*Written task:* Show all lines holding the string "pedāli".

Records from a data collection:
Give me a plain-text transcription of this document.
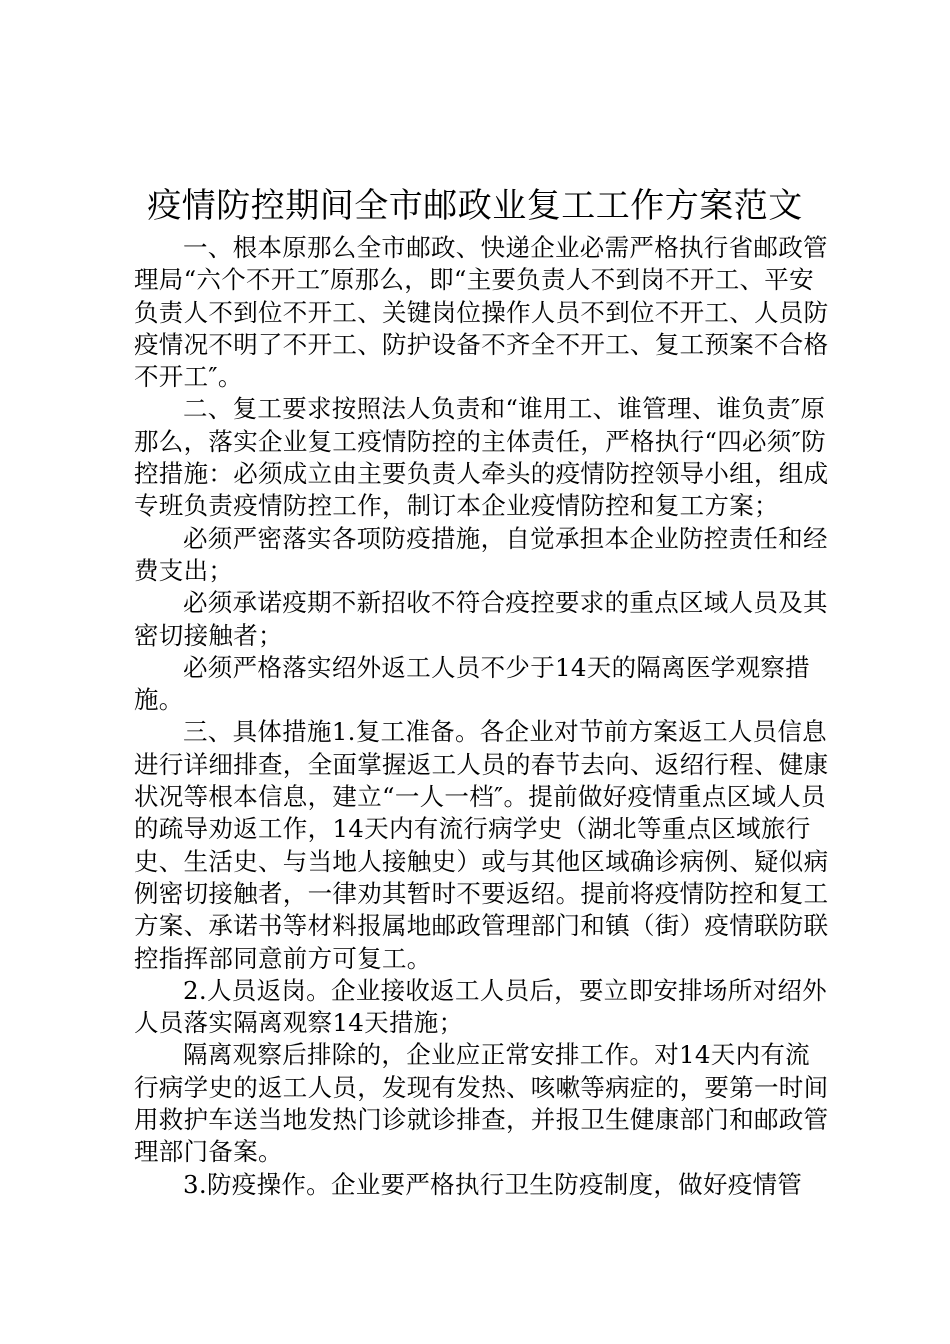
疫情防控期间全市邮政业复工工作方案范文

一、根本原那么全市邮政、快递企业必需严格执行省邮政管理局“六个不开工″原那么，即“主要负责人不到岗不开工、平安负责人不到位不开工、关键岗位操作人员不到位不开工、人员防疫情况不明了不开工、防护设备不齐全不开工、复工预案不合格不开工″。

二、复工要求按照法人负责和“谁用工、谁管理、谁负责″原那么，落实企业复工疫情防控的主体责任，严格执行“四必须″防控措施：必须成立由主要负责人牵头的疫情防控领导小组，组成专班负责疫情防控工作，制订本企业疫情防控和复工方案；

必须严密落实各项防疫措施，自觉承担本企业防控责任和经费支出；

必须承诺疫期不新招收不符合疫控要求的重点区域人员及其密切接触者；

必须严格落实绍外返工人员不少于14天的隔离医学观察措施。

三、具体措施1.复工准备。各企业对节前方案返工人员信息进行详细排查，全面掌握返工人员的春节去向、返绍行程、健康状况等根本信息，建立“一人一档″。提前做好疫情重点区域人员的疏导劝返工作，14天内有流行病学史（湖北等重点区域旅行史、生活史、与当地人接触史）或与其他区域确诊病例、疑似病例密切接触者，一律劝其暂时不要返绍。提前将疫情防控和复工方案、承诺书等材料报属地邮政管理部门和镇（街）疫情联防联控指挥部同意前方可复工。

2.人员返岗。企业接收返工人员后，要立即安排场所对绍外人员落实隔离观察14天措施；

隔离观察后排除的，企业应正常安排工作。对14天内有流行病学史的返工人员，发现有发热、咳嗽等病症的，要第一时间用救护车送当地发热门诊就诊排查，并报卫生健康部门和邮政管理部门备案。

3.防疫操作。企业要严格执行卫生防疫制度，做好疫情管
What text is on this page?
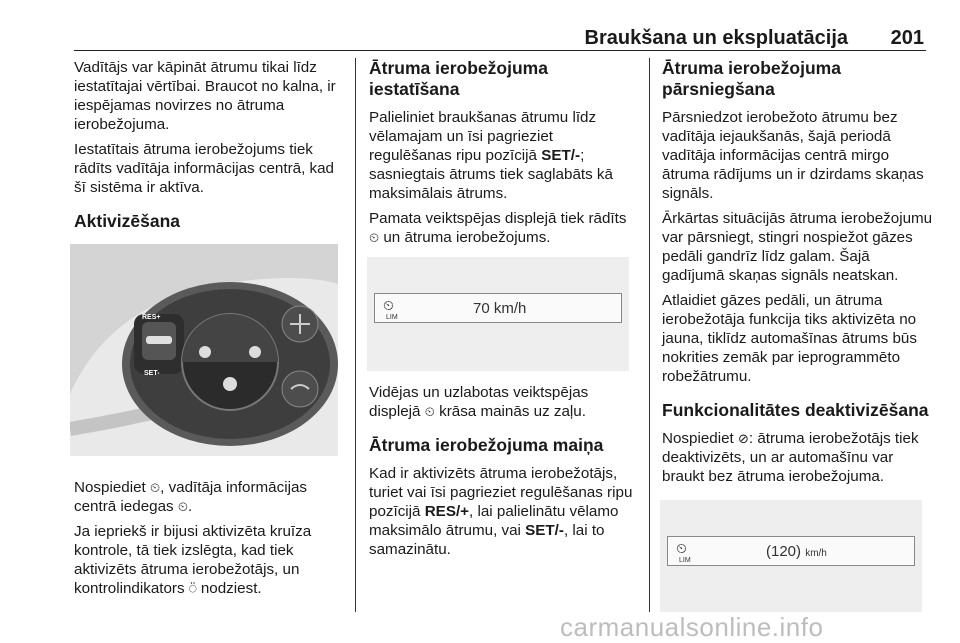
Braukšana un ekspluatācija 201

Vadītājs var kāpināt ātrumu tikai līdz iestatītajai vērtībai. Braucot no kalna, ir iespējamas novirzes no ātruma ierobežojuma.

Iestatītais ātruma ierobežojums tiek rādīts vadītāja informācijas centrā, kad šī sistēma ir aktīva.

Aktivizēšana
RES+
SET-

Nospiediet ⏲, vadītāja informācijas centrā iedegas ⏲.

Ja iepriekš ir bijusi aktivizēta kruīza kontrole, tā tiek izslēgta, kad tiek aktivizēts ātruma ierobežotājs, un kontrolindikators ⍥ nodziest.

Ātruma ierobežojuma iestatīšana

Palieliniet braukšanas ātrumu līdz vēlamajam un īsi pagrieziet regulēšanas ripu pozīcijā SET/-; sasniegtais ātrums tiek saglabāts kā maksimālais ātrums.

Pamata veiktspējas displejā tiek rādīts ⏲ un ātruma ierobežojums.

⏲
LIM
70 km/h

Vidējas un uzlabotas veiktspējas displejā ⏲ krāsa mainās uz zaļu.

Ātruma ierobežojuma maiņa

Kad ir aktivizēts ātruma ierobežotājs, turiet vai īsi pagrieziet regulēšanas ripu pozīcijā RES/+, lai palielinātu vēlamo maksimālo ātrumu, vai SET/-, lai to samazinātu.

Ātruma ierobežojuma pārsniegšana

Pārsniedzot ierobežoto ātrumu bez vadītāja iejaukšanās, šajā periodā vadītāja informācijas centrā mirgo ātruma rādījums un ir dzirdams skaņas signāls.

Ārkārtas situācijās ātruma ierobežojumu var pārsniegt, stingri nospiežot gāzes pedāli gandrīz līdz galam. Šajā gadījumā skaņas signāls neatskan.

Atlaidiet gāzes pedāli, un ātruma ierobežotāja funkcija tiks aktivizēta no jauna, tiklīdz automašīnas ātrums būs nokrities zemāk par ieprogrammēto robežātrumu.

Funkcionalitātes deaktivizēšana

Nospiediet ⊘: ātruma ierobežotājs tiek deaktivizēts, un ar automašīnu var braukt bez ātruma ierobežojuma.

⏲
LIM
(120) km/h
carmanualsonline.info
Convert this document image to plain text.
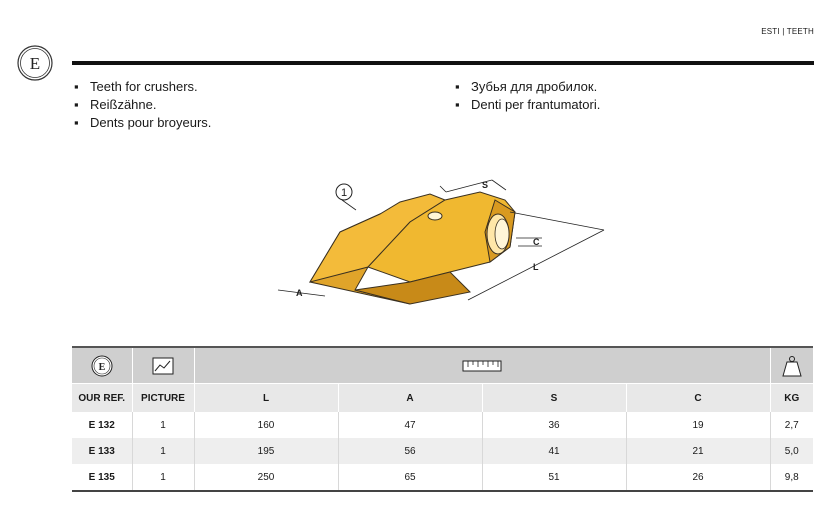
ESTI | TEETH
E
▪ Teeth for crushers.
▪ Reißzähne.
▪ Dents pour broyeurs.
▪ Зубья для дробилок.
▪ Denti per frantumatori.
1
S
C
L
A
E

OUR REF.	PICTURE	L	A	S	C	KG
E 132	1	160	47	36	19	2,7
E 133	1	195	56	41	21	5,0
E 135	1	250	65	51	26	9,8
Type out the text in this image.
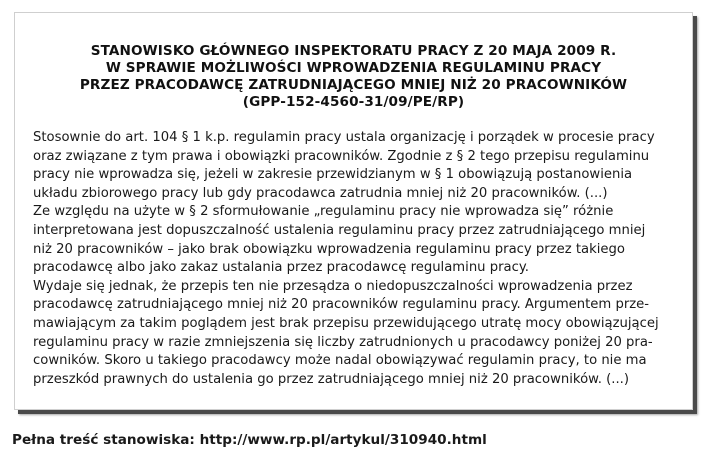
STANOWISKO GŁÓWNEGO INSPEKTORATU PRACY Z 20 MAJA 2009 R.
W SPRAWIE MOŻLIWOŚCI WPROWADZENIA REGULAMINU PRACY
PRZEZ PRACODAWCĘ ZATRUDNIAJĄCEGO MNIEJ NIŻ 20 PRACOWNIKÓW
(GPP-152-4560-31/09/PE/RP)
Stosownie do art. 104 § 1 k.p. regulamin pracy ustala organizację i porządek w procesie pracy
oraz związane z tym prawa i obowiązki pracowników. Zgodnie z § 2 tego przepisu regulaminu
pracy nie wprowadza się, jeżeli w zakresie przewidzianym w § 1 obowiązują postanowienia
układu zbiorowego pracy lub gdy pracodawca zatrudnia mniej niż 20 pracowników. (...)
Ze względu na użyte w § 2 sformułowanie „regulaminu pracy nie wprowadza się” różnie
interpretowana jest dopuszczalność ustalenia regulaminu pracy przez zatrudniającego mniej
niż 20 pracowników – jako brak obowiązku wprowadzenia regulaminu pracy przez takiego
pracodawcę albo jako zakaz ustalania przez pracodawcę regulaminu pracy.
Wydaje się jednak, że przepis ten nie przesądza o niedopuszczalności wprowadzenia przez
pracodawcę zatrudniającego mniej niż 20 pracowników regulaminu pracy. Argumentem prze-
mawiającym za takim poglądem jest brak przepisu przewidującego utratę mocy obowiązującej
regulaminu pracy w razie zmniejszenia się liczby zatrudnionych u pracodawcy poniżej 20 pra-
cowników. Skoro u takiego pracodawcy może nadal obowiązywać regulamin pracy, to nie ma
przeszkód prawnych do ustalenia go przez zatrudniającego mniej niż 20 pracowników. (...)
Pełna treść stanowiska: http://www.rp.pl/artykul/310940.html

*Answer in full:*
Ārkārtas situācijās ātruma ierobežojumu var pārsniegt, stingri nospiežot gāzes pedāli gandrīz līdz galam. Šajā gadījumā skaņas signāls neatskan.
Atlaidiet gāzes pedāli, un ātruma ierobežotāja funkcija tiks aktivizēta no jauna, tiklīdz automašīnas ātrums būs nokrities zemāk par ieprogrammēto robežātrumu.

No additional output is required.